-- BEGIN Input rows --

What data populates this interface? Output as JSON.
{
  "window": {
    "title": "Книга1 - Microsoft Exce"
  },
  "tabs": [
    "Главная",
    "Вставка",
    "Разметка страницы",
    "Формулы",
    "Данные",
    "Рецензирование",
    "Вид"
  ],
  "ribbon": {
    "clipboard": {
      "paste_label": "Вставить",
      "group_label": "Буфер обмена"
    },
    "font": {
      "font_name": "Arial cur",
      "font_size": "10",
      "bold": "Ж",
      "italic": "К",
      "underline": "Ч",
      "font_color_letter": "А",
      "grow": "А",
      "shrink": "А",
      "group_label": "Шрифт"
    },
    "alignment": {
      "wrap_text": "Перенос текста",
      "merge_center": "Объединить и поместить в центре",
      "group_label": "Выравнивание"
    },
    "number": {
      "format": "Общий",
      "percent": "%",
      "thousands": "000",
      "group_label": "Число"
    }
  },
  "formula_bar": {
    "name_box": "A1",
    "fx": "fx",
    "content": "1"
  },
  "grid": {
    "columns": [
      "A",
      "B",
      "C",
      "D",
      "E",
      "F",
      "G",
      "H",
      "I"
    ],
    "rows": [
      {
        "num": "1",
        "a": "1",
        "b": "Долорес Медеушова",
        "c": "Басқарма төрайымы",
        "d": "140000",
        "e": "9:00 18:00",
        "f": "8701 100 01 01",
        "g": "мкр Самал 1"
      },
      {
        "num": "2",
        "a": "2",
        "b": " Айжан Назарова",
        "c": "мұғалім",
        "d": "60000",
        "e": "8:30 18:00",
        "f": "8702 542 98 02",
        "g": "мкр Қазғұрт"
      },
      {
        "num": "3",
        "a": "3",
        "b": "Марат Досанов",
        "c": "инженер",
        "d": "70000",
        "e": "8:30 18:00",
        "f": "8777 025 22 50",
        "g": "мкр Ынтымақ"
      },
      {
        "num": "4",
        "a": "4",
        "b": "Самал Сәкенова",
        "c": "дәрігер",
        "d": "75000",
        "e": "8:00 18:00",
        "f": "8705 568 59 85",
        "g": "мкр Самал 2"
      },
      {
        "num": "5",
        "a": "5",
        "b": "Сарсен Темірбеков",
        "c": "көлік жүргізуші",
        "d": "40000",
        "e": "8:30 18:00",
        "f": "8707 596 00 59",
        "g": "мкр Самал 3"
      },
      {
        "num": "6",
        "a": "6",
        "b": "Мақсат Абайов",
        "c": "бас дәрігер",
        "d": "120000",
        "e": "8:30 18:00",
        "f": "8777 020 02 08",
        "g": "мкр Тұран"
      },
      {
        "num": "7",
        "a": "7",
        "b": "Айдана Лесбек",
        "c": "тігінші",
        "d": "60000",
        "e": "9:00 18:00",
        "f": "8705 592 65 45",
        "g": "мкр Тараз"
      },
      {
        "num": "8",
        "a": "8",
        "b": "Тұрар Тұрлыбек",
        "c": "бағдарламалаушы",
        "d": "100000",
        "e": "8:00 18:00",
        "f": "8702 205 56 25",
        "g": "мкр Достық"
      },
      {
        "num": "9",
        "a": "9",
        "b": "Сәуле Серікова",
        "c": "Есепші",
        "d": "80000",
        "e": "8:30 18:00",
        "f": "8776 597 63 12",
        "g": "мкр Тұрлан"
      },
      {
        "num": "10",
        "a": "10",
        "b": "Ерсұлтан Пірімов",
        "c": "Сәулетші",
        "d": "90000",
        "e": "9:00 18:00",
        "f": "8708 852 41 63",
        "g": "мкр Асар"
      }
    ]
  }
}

-- END Input rows --

Exercise. Nothing should be left out: repeat all of the data exactly.

Result for this exercise.
What data populates this interface? Output as JSON.
{
  "window": {
    "title": "Книга1 - Microsoft Exce"
  },
  "tabs": [
    "Главная",
    "Вставка",
    "Разметка страницы",
    "Формулы",
    "Данные",
    "Рецензирование",
    "Вид"
  ],
  "ribbon": {
    "clipboard": {
      "paste_label": "Вставить",
      "group_label": "Буфер обмена"
    },
    "font": {
      "font_name": "Arial cur",
      "font_size": "10",
      "bold": "Ж",
      "italic": "К",
      "underline": "Ч",
      "font_color_letter": "А",
      "grow": "А",
      "shrink": "А",
      "group_label": "Шрифт"
    },
    "alignment": {
      "wrap_text": "Перенос текста",
      "merge_center": "Объединить и поместить в центре",
      "group_label": "Выравнивание"
    },
    "number": {
      "format": "Общий",
      "percent": "%",
      "thousands": "000",
      "group_label": "Число"
    }
  },
  "formula_bar": {
    "name_box": "A1",
    "fx": "fx",
    "content": "1"
  },
  "grid": {
    "columns": [
      "A",
      "B",
      "C",
      "D",
      "E",
      "F",
      "G",
      "H",
      "I"
    ],
    "rows": [
      {
        "num": "1",
        "a": "1",
        "b": "Долорес Медеушова",
        "c": "Басқарма төрайымы",
        "d": "140000",
        "e": "9:00 18:00",
        "f": "8701 100 01 01",
        "g": "мкр Самал 1"
      },
      {
        "num": "2",
        "a": "2",
        "b": " Айжан Назарова",
        "c": "мұғалім",
        "d": "60000",
        "e": "8:30 18:00",
        "f": "8702 542 98 02",
        "g": "мкр Қазғұрт"
      },
      {
        "num": "3",
        "a": "3",
        "b": "Марат Досанов",
        "c": "инженер",
        "d": "70000",
        "e": "8:30 18:00",
        "f": "8777 025 22 50",
        "g": "мкр Ынтымақ"
      },
      {
        "num": "4",
        "a": "4",
        "b": "Самал Сәкенова",
        "c": "дәрігер",
        "d": "75000",
        "e": "8:00 18:00",
        "f": "8705 568 59 85",
        "g": "мкр Самал 2"
      },
      {
        "num": "5",
        "a": "5",
        "b": "Сарсен Темірбеков",
        "c": "көлік жүргізуші",
        "d": "40000",
        "e": "8:30 18:00",
        "f": "8707 596 00 59",
        "g": "мкр Самал 3"
      },
      {
        "num": "6",
        "a": "6",
        "b": "Мақсат Абайов",
        "c": "бас дәрігер",
        "d": "120000",
        "e": "8:30 18:00",
        "f": "8777 020 02 08",
        "g": "мкр Тұран"
      },
      {
        "num": "7",
        "a": "7",
        "b": "Айдана Лесбек",
        "c": "тігінші",
        "d": "60000",
        "e": "9:00 18:00",
        "f": "8705 592 65 45",
        "g": "мкр Тараз"
      },
      {
        "num": "8",
        "a": "8",
        "b": "Тұрар Тұрлыбек",
        "c": "бағдарламалаушы",
        "d": "100000",
        "e": "8:00 18:00",
        "f": "8702 205 56 25",
        "g": "мкр Достық"
      },
      {
        "num": "9",
        "a": "9",
        "b": "Сәуле Серікова",
        "c": "Есепші",
        "d": "80000",
        "e": "8:30 18:00",
        "f": "8776 597 63 12",
        "g": "мкр Тұрлан"
      },
      {
        "num": "10",
        "a": "10",
        "b": "Ерсұлтан Пірімов",
        "c": "Сәулетші",
        "d": "90000",
        "e": "9:00 18:00",
        "f": "8708 852 41 63",
        "g": "мкр Асар"
      }
    ]
  }
}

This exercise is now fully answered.